--- start ---

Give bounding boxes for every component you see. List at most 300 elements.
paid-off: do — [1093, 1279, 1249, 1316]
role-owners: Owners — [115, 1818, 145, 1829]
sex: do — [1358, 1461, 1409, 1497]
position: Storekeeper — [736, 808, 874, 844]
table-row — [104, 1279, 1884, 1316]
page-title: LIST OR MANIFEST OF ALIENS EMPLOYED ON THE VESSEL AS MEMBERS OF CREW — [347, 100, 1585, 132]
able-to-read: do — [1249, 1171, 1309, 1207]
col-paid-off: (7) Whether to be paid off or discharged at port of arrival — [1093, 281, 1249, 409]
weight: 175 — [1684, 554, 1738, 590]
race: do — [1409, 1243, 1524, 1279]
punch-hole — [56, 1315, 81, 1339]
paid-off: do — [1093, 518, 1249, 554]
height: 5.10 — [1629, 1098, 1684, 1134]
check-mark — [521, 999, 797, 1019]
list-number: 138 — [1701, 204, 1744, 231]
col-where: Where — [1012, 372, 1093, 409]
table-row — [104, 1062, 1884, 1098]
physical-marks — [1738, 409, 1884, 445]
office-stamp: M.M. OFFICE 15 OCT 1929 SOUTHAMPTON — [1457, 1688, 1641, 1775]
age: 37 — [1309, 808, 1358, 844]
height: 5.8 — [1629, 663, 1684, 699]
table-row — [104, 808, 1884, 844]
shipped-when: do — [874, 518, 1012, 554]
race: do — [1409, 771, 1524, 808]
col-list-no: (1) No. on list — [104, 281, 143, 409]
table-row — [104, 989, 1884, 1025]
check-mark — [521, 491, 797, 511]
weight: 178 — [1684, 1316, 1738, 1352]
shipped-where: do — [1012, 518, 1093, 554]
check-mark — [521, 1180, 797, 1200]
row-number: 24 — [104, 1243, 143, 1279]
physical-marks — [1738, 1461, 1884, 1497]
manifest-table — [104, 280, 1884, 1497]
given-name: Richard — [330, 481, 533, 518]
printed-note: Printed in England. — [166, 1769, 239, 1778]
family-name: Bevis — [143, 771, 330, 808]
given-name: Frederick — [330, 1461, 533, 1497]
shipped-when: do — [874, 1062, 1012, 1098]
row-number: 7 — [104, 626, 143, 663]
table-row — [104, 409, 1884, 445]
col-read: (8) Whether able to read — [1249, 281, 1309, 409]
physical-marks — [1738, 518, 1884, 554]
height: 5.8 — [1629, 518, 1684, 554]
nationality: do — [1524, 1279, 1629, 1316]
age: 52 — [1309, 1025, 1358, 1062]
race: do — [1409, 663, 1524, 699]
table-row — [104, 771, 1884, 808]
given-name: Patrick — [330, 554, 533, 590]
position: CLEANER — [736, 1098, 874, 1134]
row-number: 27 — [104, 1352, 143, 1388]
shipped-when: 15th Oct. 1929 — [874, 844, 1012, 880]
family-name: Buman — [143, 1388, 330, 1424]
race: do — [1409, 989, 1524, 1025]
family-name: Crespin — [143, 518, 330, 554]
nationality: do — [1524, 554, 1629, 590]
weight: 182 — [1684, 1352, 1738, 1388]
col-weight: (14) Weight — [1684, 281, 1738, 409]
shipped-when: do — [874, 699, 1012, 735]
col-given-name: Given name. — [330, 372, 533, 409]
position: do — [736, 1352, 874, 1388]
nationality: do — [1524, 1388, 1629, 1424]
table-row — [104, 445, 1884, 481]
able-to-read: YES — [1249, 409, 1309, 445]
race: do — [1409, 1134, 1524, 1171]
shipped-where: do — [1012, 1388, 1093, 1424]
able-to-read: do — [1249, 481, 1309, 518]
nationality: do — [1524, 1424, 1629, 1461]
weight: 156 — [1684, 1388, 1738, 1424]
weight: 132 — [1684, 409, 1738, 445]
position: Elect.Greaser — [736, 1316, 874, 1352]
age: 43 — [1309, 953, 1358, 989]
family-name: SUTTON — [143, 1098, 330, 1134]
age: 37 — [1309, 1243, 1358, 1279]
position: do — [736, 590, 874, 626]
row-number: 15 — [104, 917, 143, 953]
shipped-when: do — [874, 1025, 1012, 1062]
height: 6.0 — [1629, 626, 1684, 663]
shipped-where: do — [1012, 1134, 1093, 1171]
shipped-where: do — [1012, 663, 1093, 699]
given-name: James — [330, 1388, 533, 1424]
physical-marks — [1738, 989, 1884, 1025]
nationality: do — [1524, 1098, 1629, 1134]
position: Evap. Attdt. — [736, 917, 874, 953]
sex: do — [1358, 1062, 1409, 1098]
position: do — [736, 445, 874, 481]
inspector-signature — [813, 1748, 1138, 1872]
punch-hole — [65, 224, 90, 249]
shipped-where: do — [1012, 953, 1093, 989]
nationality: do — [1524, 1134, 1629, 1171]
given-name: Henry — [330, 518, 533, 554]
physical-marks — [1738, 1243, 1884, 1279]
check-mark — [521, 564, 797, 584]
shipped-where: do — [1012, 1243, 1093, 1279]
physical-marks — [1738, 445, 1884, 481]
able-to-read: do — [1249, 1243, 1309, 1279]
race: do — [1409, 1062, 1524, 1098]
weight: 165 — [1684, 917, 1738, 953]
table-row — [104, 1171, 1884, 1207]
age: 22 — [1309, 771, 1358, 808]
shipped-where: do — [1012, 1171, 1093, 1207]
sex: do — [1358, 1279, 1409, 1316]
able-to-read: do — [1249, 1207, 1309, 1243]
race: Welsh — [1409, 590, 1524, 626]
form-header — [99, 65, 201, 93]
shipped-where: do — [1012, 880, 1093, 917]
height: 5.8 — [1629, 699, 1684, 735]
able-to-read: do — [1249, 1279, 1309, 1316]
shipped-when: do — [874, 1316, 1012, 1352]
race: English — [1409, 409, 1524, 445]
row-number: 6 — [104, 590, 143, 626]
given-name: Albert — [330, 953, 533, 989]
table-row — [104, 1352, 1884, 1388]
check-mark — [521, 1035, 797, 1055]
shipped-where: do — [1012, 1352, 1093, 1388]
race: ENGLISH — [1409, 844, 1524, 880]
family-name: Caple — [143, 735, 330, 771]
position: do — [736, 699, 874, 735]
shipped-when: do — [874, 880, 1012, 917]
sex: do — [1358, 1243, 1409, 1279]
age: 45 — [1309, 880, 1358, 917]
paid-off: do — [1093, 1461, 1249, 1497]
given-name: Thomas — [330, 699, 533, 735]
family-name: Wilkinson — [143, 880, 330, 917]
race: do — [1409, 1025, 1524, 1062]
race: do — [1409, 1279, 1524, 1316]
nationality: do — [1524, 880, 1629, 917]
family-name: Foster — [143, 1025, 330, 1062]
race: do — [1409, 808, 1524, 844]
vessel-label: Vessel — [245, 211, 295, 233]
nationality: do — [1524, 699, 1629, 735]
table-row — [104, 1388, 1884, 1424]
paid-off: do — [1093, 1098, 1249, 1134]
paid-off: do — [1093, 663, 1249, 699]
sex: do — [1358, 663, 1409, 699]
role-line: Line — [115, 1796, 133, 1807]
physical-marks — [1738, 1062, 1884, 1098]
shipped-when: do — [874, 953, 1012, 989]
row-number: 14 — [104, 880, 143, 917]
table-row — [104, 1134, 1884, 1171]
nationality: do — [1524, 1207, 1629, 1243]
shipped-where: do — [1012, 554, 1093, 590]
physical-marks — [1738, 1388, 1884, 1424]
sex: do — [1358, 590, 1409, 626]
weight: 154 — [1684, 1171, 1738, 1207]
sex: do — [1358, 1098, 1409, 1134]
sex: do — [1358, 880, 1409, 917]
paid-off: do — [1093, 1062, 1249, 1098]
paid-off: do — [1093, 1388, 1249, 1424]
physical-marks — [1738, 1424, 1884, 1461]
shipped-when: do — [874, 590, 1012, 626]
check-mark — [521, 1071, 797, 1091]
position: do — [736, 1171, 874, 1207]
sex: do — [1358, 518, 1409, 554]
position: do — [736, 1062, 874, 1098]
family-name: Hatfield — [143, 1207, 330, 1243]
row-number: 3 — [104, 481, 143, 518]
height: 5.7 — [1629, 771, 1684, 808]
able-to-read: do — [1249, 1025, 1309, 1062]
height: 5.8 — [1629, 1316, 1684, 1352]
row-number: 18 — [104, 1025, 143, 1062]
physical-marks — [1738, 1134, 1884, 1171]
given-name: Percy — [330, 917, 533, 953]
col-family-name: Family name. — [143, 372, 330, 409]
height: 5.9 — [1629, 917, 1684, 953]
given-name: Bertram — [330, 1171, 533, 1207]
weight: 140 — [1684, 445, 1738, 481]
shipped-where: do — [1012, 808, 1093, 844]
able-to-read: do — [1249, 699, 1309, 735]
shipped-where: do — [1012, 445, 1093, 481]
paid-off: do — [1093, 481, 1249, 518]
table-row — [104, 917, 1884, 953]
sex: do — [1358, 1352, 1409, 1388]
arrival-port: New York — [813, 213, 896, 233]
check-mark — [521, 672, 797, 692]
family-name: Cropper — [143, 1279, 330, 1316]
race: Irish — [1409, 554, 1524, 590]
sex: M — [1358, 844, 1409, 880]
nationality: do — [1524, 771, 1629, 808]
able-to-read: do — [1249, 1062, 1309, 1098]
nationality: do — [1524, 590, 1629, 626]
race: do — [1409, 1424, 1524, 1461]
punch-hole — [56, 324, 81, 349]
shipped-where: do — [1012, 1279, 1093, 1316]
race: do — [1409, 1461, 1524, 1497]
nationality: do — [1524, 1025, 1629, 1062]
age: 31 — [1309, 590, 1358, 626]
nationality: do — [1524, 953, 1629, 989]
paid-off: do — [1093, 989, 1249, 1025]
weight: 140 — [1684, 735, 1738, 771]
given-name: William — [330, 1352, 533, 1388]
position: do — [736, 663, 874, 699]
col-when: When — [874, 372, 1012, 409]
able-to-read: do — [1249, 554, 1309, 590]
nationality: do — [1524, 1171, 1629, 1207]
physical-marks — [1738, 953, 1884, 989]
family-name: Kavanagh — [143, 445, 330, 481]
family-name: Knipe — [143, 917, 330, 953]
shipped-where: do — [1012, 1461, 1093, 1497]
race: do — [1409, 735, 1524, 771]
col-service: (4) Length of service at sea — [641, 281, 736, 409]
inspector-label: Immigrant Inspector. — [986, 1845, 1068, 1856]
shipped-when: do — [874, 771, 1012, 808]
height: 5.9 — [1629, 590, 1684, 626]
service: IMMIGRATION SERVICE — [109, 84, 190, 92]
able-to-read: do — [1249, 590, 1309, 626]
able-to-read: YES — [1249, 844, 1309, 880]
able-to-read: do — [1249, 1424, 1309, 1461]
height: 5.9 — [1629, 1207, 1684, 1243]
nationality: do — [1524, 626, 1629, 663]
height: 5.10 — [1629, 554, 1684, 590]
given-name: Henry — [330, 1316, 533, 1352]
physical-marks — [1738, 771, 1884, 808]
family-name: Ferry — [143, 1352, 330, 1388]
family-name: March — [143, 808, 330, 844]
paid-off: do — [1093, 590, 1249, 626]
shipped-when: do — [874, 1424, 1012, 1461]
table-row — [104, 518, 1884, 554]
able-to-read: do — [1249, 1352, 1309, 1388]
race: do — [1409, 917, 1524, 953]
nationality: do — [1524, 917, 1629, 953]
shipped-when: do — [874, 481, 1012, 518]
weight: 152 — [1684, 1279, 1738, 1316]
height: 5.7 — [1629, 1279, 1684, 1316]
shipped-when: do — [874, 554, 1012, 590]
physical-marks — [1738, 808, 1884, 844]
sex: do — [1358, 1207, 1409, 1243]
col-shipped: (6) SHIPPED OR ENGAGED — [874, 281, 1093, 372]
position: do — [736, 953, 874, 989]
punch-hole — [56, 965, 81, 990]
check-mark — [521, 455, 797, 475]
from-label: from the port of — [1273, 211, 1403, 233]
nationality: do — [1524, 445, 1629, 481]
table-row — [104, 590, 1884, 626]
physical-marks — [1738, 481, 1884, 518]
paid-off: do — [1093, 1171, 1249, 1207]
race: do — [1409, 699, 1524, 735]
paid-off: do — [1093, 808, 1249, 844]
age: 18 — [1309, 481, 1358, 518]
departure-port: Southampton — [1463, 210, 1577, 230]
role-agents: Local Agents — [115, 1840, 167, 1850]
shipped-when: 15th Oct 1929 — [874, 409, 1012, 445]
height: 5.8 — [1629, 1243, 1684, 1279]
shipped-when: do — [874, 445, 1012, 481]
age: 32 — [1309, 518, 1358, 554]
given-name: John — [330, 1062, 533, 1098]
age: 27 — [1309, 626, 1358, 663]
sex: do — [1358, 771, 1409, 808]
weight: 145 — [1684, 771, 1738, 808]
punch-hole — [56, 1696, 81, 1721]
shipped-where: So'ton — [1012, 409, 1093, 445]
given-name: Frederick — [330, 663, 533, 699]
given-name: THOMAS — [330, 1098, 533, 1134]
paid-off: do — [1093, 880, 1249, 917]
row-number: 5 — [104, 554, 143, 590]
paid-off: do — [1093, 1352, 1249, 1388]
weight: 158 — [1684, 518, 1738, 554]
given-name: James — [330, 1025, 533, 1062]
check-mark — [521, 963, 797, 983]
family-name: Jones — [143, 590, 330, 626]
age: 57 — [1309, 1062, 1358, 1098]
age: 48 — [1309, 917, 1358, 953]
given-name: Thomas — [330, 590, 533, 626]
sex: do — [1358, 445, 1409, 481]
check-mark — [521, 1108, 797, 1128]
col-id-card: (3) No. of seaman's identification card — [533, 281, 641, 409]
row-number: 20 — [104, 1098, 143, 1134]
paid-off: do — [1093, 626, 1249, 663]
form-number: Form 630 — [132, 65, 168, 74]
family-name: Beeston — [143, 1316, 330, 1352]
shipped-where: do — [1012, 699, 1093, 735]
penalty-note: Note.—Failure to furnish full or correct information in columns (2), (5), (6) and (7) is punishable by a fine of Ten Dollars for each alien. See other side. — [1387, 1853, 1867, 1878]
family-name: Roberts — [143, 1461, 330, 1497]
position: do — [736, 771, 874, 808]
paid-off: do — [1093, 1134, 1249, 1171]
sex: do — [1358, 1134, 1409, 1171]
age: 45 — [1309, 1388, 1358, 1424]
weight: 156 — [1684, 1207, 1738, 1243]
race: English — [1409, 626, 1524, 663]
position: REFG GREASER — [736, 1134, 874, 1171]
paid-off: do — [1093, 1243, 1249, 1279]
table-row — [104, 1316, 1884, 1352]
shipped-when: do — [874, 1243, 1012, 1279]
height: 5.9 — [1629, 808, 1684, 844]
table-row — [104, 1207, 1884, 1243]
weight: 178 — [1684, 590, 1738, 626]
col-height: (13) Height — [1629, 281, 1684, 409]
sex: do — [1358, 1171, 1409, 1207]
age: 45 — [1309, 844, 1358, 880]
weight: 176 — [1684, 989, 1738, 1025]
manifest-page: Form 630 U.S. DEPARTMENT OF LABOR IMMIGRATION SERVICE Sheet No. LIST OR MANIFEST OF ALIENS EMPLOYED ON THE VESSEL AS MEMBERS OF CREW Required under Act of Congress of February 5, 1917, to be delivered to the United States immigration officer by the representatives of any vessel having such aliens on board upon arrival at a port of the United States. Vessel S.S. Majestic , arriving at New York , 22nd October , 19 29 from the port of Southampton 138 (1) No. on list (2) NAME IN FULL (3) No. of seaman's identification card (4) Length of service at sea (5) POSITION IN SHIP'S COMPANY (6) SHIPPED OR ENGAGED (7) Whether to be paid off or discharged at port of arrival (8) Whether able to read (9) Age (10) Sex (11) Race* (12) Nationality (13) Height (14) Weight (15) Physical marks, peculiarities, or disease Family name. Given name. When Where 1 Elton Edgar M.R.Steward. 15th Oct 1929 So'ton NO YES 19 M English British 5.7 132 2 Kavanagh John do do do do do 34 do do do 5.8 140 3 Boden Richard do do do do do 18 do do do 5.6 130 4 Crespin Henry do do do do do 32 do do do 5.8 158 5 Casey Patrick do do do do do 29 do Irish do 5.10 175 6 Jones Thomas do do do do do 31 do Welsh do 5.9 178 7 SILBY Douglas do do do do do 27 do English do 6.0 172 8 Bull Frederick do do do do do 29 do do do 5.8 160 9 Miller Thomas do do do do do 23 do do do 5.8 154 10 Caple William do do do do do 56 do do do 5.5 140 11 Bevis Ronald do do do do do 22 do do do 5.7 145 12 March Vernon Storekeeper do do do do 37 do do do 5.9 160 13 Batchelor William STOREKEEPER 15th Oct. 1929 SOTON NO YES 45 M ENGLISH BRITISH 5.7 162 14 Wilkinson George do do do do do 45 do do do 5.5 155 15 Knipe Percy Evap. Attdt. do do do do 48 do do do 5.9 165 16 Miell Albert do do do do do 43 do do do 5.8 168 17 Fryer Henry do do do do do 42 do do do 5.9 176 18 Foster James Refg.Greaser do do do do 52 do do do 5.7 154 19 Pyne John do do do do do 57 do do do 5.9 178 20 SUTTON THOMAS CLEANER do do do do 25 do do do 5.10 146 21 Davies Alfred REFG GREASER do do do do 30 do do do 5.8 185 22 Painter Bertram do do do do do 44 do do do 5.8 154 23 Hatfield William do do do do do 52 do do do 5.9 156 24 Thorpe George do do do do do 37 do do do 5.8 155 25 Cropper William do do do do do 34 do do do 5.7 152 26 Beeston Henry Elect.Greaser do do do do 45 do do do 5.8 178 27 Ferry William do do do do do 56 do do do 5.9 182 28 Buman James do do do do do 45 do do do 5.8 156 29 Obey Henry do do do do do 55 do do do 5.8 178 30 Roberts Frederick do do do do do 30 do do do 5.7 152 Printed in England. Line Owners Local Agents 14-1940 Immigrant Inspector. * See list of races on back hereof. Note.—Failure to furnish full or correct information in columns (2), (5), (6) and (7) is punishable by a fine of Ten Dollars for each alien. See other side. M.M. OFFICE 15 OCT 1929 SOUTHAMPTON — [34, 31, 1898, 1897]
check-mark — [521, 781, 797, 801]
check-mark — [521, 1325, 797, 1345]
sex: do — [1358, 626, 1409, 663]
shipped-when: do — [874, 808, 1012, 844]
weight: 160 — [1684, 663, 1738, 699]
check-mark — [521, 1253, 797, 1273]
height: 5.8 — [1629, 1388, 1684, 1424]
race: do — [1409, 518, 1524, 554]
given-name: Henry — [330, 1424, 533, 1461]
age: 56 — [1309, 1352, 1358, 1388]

--- end ---

* [Exercise instructions]
Reproduce the material from the start through the line with "row-number: 7 — [104, 626, 143, 663]", replacing "Storekeeper" with "Steward" and leaving everything else as it is.

* [Task output]
Give bounding boxes for every component you see. List at most 300 elements.
paid-off: do — [1093, 1279, 1249, 1316]
role-owners: Owners — [115, 1818, 145, 1829]
sex: do — [1358, 1461, 1409, 1497]
position: Steward — [736, 808, 874, 844]
table-row — [104, 1279, 1884, 1316]
page-title: LIST OR MANIFEST OF ALIENS EMPLOYED ON THE VESSEL AS MEMBERS OF CREW — [347, 100, 1585, 132]
able-to-read: do — [1249, 1171, 1309, 1207]
col-paid-off: (7) Whether to be paid off or discharged at port of arrival — [1093, 281, 1249, 409]
weight: 175 — [1684, 554, 1738, 590]
race: do — [1409, 1243, 1524, 1279]
punch-hole — [56, 1315, 81, 1339]
paid-off: do — [1093, 518, 1249, 554]
height: 5.10 — [1629, 1098, 1684, 1134]
check-mark — [521, 999, 797, 1019]
list-number: 138 — [1701, 204, 1744, 231]
col-where: Where — [1012, 372, 1093, 409]
table-row — [104, 1062, 1884, 1098]
physical-marks — [1738, 409, 1884, 445]
office-stamp: M.M. OFFICE 15 OCT 1929 SOUTHAMPTON — [1457, 1688, 1641, 1775]
age: 37 — [1309, 808, 1358, 844]
height: 5.8 — [1629, 663, 1684, 699]
table-row — [104, 808, 1884, 844]
shipped-when: do — [874, 518, 1012, 554]
race: do — [1409, 771, 1524, 808]
col-list-no: (1) No. on list — [104, 281, 143, 409]
table-row — [104, 989, 1884, 1025]
check-mark — [521, 491, 797, 511]
weight: 178 — [1684, 1316, 1738, 1352]
shipped-where: do — [1012, 518, 1093, 554]
check-mark — [521, 1180, 797, 1200]
row-number: 24 — [104, 1243, 143, 1279]
physical-marks — [1738, 1461, 1884, 1497]
manifest-table — [104, 280, 1884, 1497]
given-name: Richard — [330, 481, 533, 518]
printed-note: Printed in England. — [166, 1769, 239, 1778]
family-name: Bevis — [143, 771, 330, 808]
given-name: Frederick — [330, 1461, 533, 1497]
shipped-when: do — [874, 1062, 1012, 1098]
row-number: 7 — [104, 626, 143, 663]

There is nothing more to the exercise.